What you need to do: Write out the entire listing below exactly as it appears, minus any pictures.
— start of Data provided —
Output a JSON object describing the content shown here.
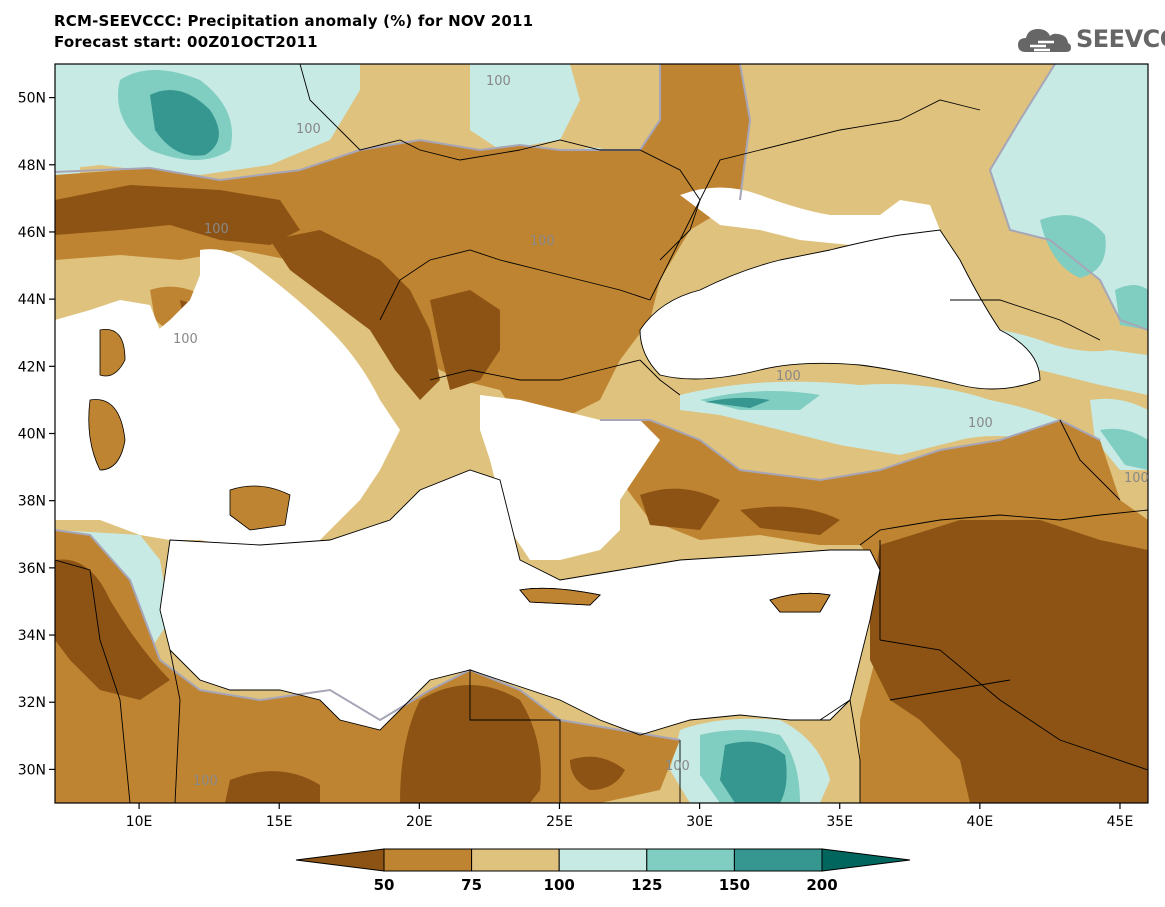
{
  "header": {
    "title": "RCM-SEEVCCC: Precipitation anomaly (%) for NOV 2011",
    "subtitle": "Forecast start: 00Z01OCT2011",
    "logo_text": "SEEVCCC"
  },
  "colors": {
    "c50": "#8c5314",
    "c75": "#bf8431",
    "c100": "#dfc27d",
    "c125": "#c7eae5",
    "c150": "#80cdc1",
    "c200": "#35978f",
    "c_over": "#01665e",
    "sea": "#ffffff",
    "contour_100": "#a6a6b8"
  },
  "chart_data": {
    "type": "heatmap",
    "title": "RCM-SEEVCCC: Precipitation anomaly (%) for NOV 2011",
    "xlim": [
      7,
      46
    ],
    "ylim": [
      29,
      51
    ],
    "x_ticks": [
      "10E",
      "15E",
      "20E",
      "25E",
      "30E",
      "35E",
      "40E",
      "45E"
    ],
    "y_ticks": [
      "30N",
      "32N",
      "34N",
      "36N",
      "38N",
      "40N",
      "42N",
      "44N",
      "46N",
      "48N",
      "50N"
    ],
    "colorbar": {
      "levels": [
        "50",
        "75",
        "100",
        "125",
        "150",
        "200"
      ],
      "extend": "both"
    },
    "contour_labels": [
      "100",
      "100",
      "100",
      "100",
      "100",
      "100",
      "100",
      "100",
      "100",
      "100"
    ]
  }
}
— end of Data provided —
Output below:
Output a JSON object describing the content shown here.
{
  "header": {
    "title": "RCM-SEEVCCC: Precipitation anomaly (%) for NOV 2011",
    "subtitle": "Forecast start: 00Z01OCT2011",
    "logo_text": "SEEVCCC"
  },
  "colors": {
    "c50": "#8c5314",
    "c75": "#bf8431",
    "c100": "#dfc27d",
    "c125": "#c7eae5",
    "c150": "#80cdc1",
    "c200": "#35978f",
    "c_over": "#01665e",
    "sea": "#ffffff",
    "contour_100": "#a6a6b8"
  },
  "chart_data": {
    "type": "heatmap",
    "title": "RCM-SEEVCCC: Precipitation anomaly (%) for NOV 2011",
    "xlim": [
      7,
      46
    ],
    "ylim": [
      29,
      51
    ],
    "x_ticks": [
      "10E",
      "15E",
      "20E",
      "25E",
      "30E",
      "35E",
      "40E",
      "45E"
    ],
    "y_ticks": [
      "30N",
      "32N",
      "34N",
      "36N",
      "38N",
      "40N",
      "42N",
      "44N",
      "46N",
      "48N",
      "50N"
    ],
    "colorbar": {
      "levels": [
        "50",
        "75",
        "100",
        "125",
        "150",
        "200"
      ],
      "extend": "both"
    },
    "contour_labels": [
      "100",
      "100",
      "100",
      "100",
      "100",
      "100",
      "100",
      "100",
      "100",
      "100"
    ]
  }
}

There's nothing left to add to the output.